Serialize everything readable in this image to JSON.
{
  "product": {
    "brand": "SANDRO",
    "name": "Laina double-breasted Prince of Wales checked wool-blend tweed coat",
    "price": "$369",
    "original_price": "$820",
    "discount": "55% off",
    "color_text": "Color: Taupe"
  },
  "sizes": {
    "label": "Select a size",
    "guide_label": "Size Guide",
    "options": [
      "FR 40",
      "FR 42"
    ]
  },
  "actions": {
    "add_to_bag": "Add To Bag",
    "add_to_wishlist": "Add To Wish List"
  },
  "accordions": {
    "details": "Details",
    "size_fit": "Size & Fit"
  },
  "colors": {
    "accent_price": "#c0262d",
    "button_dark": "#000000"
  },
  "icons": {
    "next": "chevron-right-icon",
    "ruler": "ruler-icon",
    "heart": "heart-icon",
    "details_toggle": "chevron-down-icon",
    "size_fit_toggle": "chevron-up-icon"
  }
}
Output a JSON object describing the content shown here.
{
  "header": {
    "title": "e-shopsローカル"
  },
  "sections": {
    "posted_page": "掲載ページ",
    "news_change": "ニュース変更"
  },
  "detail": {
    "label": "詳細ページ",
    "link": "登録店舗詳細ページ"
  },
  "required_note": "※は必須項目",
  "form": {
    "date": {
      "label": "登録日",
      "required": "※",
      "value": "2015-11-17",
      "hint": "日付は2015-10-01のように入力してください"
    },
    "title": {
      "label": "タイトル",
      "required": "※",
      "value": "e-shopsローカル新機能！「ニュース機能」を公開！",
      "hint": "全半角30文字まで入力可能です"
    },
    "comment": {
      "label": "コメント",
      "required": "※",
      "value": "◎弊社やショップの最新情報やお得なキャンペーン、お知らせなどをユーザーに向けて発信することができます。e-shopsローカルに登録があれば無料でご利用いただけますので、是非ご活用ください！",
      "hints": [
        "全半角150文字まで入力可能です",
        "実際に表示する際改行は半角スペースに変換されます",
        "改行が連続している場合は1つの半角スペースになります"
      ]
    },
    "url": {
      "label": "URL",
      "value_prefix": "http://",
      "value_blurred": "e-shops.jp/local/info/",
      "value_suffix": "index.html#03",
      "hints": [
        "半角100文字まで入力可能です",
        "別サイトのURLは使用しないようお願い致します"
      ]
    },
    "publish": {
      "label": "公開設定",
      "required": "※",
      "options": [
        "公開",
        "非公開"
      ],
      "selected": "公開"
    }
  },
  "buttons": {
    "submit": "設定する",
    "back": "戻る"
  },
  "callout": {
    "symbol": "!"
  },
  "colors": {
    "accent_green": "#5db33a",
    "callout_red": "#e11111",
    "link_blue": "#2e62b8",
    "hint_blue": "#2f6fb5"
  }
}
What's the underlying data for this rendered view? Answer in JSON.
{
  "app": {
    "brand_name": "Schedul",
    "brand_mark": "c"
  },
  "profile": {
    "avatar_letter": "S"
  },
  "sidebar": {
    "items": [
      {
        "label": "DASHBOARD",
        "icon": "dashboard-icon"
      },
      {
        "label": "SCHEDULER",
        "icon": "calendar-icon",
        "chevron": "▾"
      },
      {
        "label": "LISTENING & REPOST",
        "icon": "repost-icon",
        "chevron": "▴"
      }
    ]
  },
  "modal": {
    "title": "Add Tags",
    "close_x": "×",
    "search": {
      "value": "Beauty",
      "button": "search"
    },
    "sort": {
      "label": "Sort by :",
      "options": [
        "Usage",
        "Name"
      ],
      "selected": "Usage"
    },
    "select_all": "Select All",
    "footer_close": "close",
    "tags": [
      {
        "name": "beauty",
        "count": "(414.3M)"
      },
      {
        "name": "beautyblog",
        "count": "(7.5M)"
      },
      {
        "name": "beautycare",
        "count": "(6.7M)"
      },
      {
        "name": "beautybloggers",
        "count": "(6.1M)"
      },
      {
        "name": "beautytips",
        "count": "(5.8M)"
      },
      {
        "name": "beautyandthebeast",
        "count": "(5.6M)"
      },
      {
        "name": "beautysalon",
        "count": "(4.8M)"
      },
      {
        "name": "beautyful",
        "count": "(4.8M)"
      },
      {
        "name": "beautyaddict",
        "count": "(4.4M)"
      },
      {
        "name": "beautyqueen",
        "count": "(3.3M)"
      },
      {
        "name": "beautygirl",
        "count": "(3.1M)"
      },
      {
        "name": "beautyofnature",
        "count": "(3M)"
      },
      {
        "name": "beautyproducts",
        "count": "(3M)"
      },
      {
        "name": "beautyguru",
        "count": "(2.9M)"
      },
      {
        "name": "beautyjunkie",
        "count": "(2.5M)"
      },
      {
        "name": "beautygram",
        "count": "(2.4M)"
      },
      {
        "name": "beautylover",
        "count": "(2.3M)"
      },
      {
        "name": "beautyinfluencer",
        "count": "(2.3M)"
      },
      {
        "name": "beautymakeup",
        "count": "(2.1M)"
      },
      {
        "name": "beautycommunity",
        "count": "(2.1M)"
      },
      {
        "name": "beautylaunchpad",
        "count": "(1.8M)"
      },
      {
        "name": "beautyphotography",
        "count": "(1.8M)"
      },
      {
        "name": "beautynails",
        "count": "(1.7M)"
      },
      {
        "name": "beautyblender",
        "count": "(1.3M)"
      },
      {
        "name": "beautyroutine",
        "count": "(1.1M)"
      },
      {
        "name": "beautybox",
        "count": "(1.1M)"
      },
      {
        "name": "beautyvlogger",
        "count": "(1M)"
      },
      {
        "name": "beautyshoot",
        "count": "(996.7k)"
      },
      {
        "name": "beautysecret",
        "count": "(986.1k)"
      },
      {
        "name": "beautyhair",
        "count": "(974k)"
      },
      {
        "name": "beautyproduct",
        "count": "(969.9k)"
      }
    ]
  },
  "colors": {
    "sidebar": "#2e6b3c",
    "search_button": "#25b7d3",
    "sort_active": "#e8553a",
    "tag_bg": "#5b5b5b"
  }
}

■ Exercise ■
Each line above must be printed exactly as it appears.

■ Completed task ■
Serialize everything readable in this image to JSON.
{
  "product": {
    "brand": "SANDRO",
    "name": "Laina double-breasted Prince of Wales checked wool-blend tweed coat",
    "price": "$369",
    "original_price": "$820",
    "discount": "55% off",
    "color_text": "Color: Taupe"
  },
  "sizes": {
    "label": "Select a size",
    "guide_label": "Size Guide",
    "options": [
      "FR 40",
      "FR 42"
    ]
  },
  "actions": {
    "add_to_bag": "Add To Bag",
    "add_to_wishlist": "Add To Wish List"
  },
  "accordions": {
    "details": "Details",
    "size_fit": "Size & Fit"
  },
  "colors": {
    "accent_price": "#c0262d",
    "button_dark": "#000000"
  },
  "icons": {
    "next": "chevron-right-icon",
    "ruler": "ruler-icon",
    "heart": "heart-icon",
    "details_toggle": "chevron-down-icon",
    "size_fit_toggle": "chevron-up-icon"
  }
}
Output a JSON object describing the content shown here.
{
  "header": {
    "title": "e-shopsローカル"
  },
  "sections": {
    "posted_page": "掲載ページ",
    "news_change": "ニュース変更"
  },
  "detail": {
    "label": "詳細ページ",
    "link": "登録店舗詳細ページ"
  },
  "required_note": "※は必須項目",
  "form": {
    "date": {
      "label": "登録日",
      "required": "※",
      "value": "2015-11-17",
      "hint": "日付は2015-10-01のように入力してください"
    },
    "title": {
      "label": "タイトル",
      "required": "※",
      "value": "e-shopsローカル新機能！「ニュース機能」を公開！",
      "hint": "全半角30文字まで入力可能です"
    },
    "comment": {
      "label": "コメント",
      "required": "※",
      "value": "◎弊社やショップの最新情報やお得なキャンペーン、お知らせなどをユーザーに向けて発信することができます。e-shopsローカルに登録があれば無料でご利用いただけますので、是非ご活用ください！",
      "hints": [
        "全半角150文字まで入力可能です",
        "実際に表示する際改行は半角スペースに変換されます",
        "改行が連続している場合は1つの半角スペースになります"
      ]
    },
    "url": {
      "label": "URL",
      "value_prefix": "http://",
      "value_blurred": "e-shops.jp/local/info/",
      "value_suffix": "index.html#03",
      "hints": [
        "半角100文字まで入力可能です",
        "別サイトのURLは使用しないようお願い致します"
      ]
    },
    "publish": {
      "label": "公開設定",
      "required": "※",
      "options": [
        "公開",
        "非公開"
      ],
      "selected": "公開"
    }
  },
  "buttons": {
    "submit": "設定する",
    "back": "戻る"
  },
  "callout": {
    "symbol": "!"
  },
  "colors": {
    "accent_green": "#5db33a",
    "callout_red": "#e11111",
    "link_blue": "#2e62b8",
    "hint_blue": "#2f6fb5"
  }
}
What's the underlying data for this rendered view? Answer in JSON.
{
  "app": {
    "brand_name": "Schedul",
    "brand_mark": "c"
  },
  "profile": {
    "avatar_letter": "S"
  },
  "sidebar": {
    "items": [
      {
        "label": "DASHBOARD",
        "icon": "dashboard-icon"
      },
      {
        "label": "SCHEDULER",
        "icon": "calendar-icon",
        "chevron": "▾"
      },
      {
        "label": "LISTENING & REPOST",
        "icon": "repost-icon",
        "chevron": "▴"
      }
    ]
  },
  "modal": {
    "title": "Add Tags",
    "close_x": "×",
    "search": {
      "value": "Beauty",
      "button": "search"
    },
    "sort": {
      "label": "Sort by :",
      "options": [
        "Usage",
        "Name"
      ],
      "selected": "Usage"
    },
    "select_all": "Select All",
    "footer_close": "close",
    "tags": [
      {
        "name": "beauty",
        "count": "(414.3M)"
      },
      {
        "name": "beautyblog",
        "count": "(7.5M)"
      },
      {
        "name": "beautycare",
        "count": "(6.7M)"
      },
      {
        "name": "beautybloggers",
        "count": "(6.1M)"
      },
      {
        "name": "beautytips",
        "count": "(5.8M)"
      },
      {
        "name": "beautyandthebeast",
        "count": "(5.6M)"
      },
      {
        "name": "beautysalon",
        "count": "(4.8M)"
      },
      {
        "name": "beautyful",
        "count": "(4.8M)"
      },
      {
        "name": "beautyaddict",
        "count": "(4.4M)"
      },
      {
        "name": "beautyqueen",
        "count": "(3.3M)"
      },
      {
        "name": "beautygirl",
        "count": "(3.1M)"
      },
      {
        "name": "beautyofnature",
        "count": "(3M)"
      },
      {
        "name": "beautyproducts",
        "count": "(3M)"
      },
      {
        "name": "beautyguru",
        "count": "(2.9M)"
      },
      {
        "name": "beautyjunkie",
        "count": "(2.5M)"
      },
      {
        "name": "beautygram",
        "count": "(2.4M)"
      },
      {
        "name": "beautylover",
        "count": "(2.3M)"
      },
      {
        "name": "beautyinfluencer",
        "count": "(2.3M)"
      },
      {
        "name": "beautymakeup",
        "count": "(2.1M)"
      },
      {
        "name": "beautycommunity",
        "count": "(2.1M)"
      },
      {
        "name": "beautylaunchpad",
        "count": "(1.8M)"
      },
      {
        "name": "beautyphotography",
        "count": "(1.8M)"
      },
      {
        "name": "beautynails",
        "count": "(1.7M)"
      },
      {
        "name": "beautyblender",
        "count": "(1.3M)"
      },
      {
        "name": "beautyroutine",
        "count": "(1.1M)"
      },
      {
        "name": "beautybox",
        "count": "(1.1M)"
      },
      {
        "name": "beautyvlogger",
        "count": "(1M)"
      },
      {
        "name": "beautyshoot",
        "count": "(996.7k)"
      },
      {
        "name": "beautysecret",
        "count": "(986.1k)"
      },
      {
        "name": "beautyhair",
        "count": "(974k)"
      },
      {
        "name": "beautyproduct",
        "count": "(969.9k)"
      }
    ]
  },
  "colors": {
    "sidebar": "#2e6b3c",
    "search_button": "#25b7d3",
    "sort_active": "#e8553a",
    "tag_bg": "#5b5b5b"
  }
}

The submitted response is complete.